## start LISTED RECORDS
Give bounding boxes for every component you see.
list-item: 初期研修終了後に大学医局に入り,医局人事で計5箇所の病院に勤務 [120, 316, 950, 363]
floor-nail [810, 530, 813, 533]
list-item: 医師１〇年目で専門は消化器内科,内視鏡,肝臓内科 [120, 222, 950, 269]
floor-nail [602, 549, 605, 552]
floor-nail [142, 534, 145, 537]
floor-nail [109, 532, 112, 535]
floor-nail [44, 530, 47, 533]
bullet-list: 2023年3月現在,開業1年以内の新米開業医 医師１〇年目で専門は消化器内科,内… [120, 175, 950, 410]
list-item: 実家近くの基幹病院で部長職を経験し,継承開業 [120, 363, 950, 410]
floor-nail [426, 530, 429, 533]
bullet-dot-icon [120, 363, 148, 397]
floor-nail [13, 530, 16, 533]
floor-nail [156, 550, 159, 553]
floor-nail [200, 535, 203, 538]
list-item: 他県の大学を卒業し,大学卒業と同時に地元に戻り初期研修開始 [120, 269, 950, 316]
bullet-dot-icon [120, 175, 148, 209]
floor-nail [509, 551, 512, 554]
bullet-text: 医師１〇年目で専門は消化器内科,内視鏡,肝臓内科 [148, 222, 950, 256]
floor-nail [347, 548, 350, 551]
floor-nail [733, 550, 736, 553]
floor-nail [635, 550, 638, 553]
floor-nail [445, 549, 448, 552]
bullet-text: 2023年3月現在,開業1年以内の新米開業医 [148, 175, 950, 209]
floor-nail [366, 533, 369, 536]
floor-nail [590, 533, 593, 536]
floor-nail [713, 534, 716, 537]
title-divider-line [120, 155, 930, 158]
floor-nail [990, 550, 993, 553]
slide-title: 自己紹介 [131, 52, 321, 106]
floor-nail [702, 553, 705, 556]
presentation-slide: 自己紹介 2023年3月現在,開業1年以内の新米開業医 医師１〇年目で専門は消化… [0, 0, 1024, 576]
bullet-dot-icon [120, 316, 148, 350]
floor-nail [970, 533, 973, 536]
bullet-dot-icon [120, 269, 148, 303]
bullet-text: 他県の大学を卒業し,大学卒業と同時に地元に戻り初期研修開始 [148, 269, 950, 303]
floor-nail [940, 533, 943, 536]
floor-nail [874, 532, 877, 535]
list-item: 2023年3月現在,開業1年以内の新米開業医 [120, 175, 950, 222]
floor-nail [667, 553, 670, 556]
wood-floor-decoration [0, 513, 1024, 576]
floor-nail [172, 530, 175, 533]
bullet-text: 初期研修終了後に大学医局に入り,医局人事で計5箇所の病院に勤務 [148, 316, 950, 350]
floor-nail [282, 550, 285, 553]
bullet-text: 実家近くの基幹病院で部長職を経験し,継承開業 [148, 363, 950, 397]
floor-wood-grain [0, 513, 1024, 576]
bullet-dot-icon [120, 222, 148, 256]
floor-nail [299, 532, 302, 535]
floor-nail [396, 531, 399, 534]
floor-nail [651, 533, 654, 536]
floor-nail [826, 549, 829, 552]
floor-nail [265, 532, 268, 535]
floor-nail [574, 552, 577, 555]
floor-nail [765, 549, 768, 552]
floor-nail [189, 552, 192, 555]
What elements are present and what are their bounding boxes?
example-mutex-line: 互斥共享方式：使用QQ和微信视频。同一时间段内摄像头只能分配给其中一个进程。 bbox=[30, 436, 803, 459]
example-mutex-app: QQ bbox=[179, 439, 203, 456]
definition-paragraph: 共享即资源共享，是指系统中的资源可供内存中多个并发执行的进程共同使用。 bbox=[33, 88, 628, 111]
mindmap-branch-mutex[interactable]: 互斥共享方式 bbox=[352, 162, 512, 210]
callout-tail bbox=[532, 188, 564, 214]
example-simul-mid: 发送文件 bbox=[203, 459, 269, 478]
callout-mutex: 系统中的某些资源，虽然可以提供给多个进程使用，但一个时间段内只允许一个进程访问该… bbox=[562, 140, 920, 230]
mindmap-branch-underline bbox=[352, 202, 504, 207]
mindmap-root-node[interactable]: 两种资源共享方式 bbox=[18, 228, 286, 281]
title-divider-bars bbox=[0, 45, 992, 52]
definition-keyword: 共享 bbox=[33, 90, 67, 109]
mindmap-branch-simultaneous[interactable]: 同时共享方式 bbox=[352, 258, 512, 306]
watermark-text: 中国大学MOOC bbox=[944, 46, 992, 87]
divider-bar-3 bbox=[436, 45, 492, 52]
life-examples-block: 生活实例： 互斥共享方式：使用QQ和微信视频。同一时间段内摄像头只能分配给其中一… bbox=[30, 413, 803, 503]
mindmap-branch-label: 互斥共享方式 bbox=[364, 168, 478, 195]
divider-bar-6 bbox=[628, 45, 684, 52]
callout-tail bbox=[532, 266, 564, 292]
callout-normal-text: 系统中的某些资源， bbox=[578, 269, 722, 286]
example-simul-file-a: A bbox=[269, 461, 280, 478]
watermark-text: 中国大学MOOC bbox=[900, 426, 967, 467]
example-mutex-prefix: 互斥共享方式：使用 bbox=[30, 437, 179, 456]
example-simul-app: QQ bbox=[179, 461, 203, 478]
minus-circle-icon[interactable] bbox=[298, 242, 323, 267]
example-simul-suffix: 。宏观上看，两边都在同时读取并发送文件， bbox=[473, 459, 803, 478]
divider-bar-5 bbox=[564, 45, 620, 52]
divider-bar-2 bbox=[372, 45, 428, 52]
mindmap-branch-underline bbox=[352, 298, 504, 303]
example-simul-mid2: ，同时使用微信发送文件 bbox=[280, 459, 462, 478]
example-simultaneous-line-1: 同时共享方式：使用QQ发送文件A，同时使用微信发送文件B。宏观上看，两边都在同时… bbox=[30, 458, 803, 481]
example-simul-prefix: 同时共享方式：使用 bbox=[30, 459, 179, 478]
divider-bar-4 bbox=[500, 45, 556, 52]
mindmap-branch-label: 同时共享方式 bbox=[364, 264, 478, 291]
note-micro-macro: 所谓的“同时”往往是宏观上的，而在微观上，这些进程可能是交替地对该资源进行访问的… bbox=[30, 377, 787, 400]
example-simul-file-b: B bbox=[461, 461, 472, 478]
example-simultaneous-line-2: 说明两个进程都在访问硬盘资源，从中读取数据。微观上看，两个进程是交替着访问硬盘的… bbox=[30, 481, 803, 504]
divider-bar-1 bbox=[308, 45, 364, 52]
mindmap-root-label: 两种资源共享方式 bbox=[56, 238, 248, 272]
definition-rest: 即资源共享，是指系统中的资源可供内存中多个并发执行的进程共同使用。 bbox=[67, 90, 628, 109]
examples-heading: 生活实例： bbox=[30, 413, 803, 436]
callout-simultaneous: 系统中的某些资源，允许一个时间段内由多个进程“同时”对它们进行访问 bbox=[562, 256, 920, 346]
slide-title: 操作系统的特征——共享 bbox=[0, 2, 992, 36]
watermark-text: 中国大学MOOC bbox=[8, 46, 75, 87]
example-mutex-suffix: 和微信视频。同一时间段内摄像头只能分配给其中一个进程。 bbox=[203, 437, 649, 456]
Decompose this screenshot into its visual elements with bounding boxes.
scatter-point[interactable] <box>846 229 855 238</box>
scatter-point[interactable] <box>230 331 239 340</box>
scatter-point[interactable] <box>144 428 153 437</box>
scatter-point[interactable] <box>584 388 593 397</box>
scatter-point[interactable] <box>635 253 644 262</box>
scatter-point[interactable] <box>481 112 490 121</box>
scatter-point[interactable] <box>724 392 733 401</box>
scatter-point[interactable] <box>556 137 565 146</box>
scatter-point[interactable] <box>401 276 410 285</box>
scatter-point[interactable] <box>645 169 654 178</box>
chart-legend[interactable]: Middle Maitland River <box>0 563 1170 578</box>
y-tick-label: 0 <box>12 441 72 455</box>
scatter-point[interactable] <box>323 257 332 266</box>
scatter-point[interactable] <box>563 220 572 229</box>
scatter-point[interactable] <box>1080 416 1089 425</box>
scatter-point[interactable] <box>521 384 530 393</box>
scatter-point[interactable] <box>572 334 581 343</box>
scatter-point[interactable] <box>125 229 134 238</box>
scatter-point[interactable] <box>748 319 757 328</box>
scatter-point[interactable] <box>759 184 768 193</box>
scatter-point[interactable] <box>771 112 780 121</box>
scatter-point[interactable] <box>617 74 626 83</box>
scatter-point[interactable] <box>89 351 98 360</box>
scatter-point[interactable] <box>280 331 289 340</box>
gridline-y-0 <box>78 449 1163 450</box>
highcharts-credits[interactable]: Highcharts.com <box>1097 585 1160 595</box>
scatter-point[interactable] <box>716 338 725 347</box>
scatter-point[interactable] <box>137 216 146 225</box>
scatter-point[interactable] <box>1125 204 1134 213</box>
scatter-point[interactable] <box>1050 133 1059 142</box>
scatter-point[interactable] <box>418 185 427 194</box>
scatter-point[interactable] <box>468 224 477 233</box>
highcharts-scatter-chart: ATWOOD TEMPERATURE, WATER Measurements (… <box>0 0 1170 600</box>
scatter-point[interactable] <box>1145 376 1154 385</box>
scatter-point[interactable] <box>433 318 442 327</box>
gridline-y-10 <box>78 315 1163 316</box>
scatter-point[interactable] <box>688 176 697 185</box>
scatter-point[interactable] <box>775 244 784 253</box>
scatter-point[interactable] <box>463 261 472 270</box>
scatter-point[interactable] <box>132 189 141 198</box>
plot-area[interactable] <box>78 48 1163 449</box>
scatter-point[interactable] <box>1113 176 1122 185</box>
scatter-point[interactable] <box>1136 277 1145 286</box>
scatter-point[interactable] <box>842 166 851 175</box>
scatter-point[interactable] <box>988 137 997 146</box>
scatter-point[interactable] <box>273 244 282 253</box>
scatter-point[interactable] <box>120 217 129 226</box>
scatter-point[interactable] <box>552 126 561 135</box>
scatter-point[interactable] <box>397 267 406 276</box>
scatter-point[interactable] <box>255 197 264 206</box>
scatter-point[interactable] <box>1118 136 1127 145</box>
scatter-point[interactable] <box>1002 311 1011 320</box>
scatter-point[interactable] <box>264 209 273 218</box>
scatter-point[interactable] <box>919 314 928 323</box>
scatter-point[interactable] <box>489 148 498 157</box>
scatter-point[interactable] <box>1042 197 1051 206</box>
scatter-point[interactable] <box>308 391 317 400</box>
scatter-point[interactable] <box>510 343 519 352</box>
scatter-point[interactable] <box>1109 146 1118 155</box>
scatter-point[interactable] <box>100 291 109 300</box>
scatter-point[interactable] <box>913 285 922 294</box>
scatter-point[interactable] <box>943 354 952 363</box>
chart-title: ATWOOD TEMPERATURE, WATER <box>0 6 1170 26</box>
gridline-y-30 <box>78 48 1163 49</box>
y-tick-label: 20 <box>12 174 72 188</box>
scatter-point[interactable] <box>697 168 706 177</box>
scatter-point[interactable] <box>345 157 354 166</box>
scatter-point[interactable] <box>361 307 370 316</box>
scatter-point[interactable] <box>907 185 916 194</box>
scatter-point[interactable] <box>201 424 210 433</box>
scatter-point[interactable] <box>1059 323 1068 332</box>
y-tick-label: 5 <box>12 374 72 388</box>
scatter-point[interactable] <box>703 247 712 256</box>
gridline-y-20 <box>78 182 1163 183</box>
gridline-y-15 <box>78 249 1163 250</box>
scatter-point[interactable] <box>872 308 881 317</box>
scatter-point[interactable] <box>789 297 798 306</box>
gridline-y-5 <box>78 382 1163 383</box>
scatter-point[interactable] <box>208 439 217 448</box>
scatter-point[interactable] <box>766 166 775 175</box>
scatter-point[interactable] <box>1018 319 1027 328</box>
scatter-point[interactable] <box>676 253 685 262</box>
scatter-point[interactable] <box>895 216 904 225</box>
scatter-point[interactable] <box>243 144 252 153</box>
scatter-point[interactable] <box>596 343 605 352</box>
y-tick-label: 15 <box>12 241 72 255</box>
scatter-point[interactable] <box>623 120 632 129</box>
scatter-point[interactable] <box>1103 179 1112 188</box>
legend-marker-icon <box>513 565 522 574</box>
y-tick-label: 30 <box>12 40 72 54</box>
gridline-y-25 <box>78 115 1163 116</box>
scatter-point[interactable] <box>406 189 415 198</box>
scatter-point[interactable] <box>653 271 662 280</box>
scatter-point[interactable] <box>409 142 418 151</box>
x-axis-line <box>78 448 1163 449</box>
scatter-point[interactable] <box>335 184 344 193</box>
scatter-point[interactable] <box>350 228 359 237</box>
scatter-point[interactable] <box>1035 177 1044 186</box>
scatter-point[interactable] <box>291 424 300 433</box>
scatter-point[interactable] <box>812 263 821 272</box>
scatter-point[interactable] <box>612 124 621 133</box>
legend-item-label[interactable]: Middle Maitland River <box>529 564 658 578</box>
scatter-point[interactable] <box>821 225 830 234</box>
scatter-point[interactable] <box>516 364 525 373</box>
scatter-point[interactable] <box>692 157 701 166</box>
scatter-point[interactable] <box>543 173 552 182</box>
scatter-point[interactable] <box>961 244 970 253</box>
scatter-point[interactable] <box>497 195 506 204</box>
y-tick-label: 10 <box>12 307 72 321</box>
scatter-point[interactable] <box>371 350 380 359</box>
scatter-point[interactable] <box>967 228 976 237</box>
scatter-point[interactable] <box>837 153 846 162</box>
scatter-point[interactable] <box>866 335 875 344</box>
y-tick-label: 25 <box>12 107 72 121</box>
## end LISTED RECORDS
● DO THIS:
Please turn the entries, from the first line through the line with "bullet-text: 2023年3月現在,開業1年以内の新米開業医 [148, 175, 950, 209]", into a Markdown table with the columns Row and Line, giving each line's number and its text and leaving out blank lines.

● ANSWER TO THIS PROBLEM:
| Row | Line |
|---|---|
| 1 | Give bounding boxes for every component you see. |
| 2 | list-item: 初期研修終了後に大学医局に入り,医局人事で計5箇所の病院に勤務 [120, 316, 950, 363] |
| 3 | floor-nail [810, 530, 813, 533] |
| 4 | list-item: 医師１〇年目で専門は消化器内科,内視鏡,肝臓内科 [120, 222, 950, 269] |
| 5 | floor-nail [602, 549, 605, 552] |
| 6 | floor-nail [142, 534, 145, 537] |
| 7 | floor-nail [109, 532, 112, 535] |
| 8 | floor-nail [44, 530, 47, 533] |
| 9 | bullet-list: 2023年3月現在,開業1年以内の新米開業医 医師１〇年目で専門は消化器内科,内… [120, 175, 950, 410] |
| 10 | list-item: 実家近くの基幹病院で部長職を経験し,継承開業 [120, 363, 950, 410] |
| 11 | floor-nail [426, 530, 429, 533] |
| 12 | bullet-dot-icon [120, 363, 148, 397] |
| 13 | floor-nail [13, 530, 16, 533] |
| 14 | floor-nail [156, 550, 159, 553] |
| 15 | floor-nail [200, 535, 203, 538] |
| 16 | list-item: 他県の大学を卒業し,大学卒業と同時に地元に戻り初期研修開始 [120, 269, 950, 316] |
| 17 | bullet-dot-icon [120, 175, 148, 209] |
| 18 | floor-nail [509, 551, 512, 554] |
| 19 | bullet-text: 医師１〇年目で専門は消化器内科,内視鏡,肝臓内科 [148, 222, 950, 256] |
| 20 | floor-nail [347, 548, 350, 551] |
| 21 | floor-nail [733, 550, 736, 553] |
| 22 | floor-nail [635, 550, 638, 553] |
| 23 | floor-nail [445, 549, 448, 552] |
| 24 | bullet-text: 2023年3月現在,開業1年以内の新米開業医 [148, 175, 950, 209] |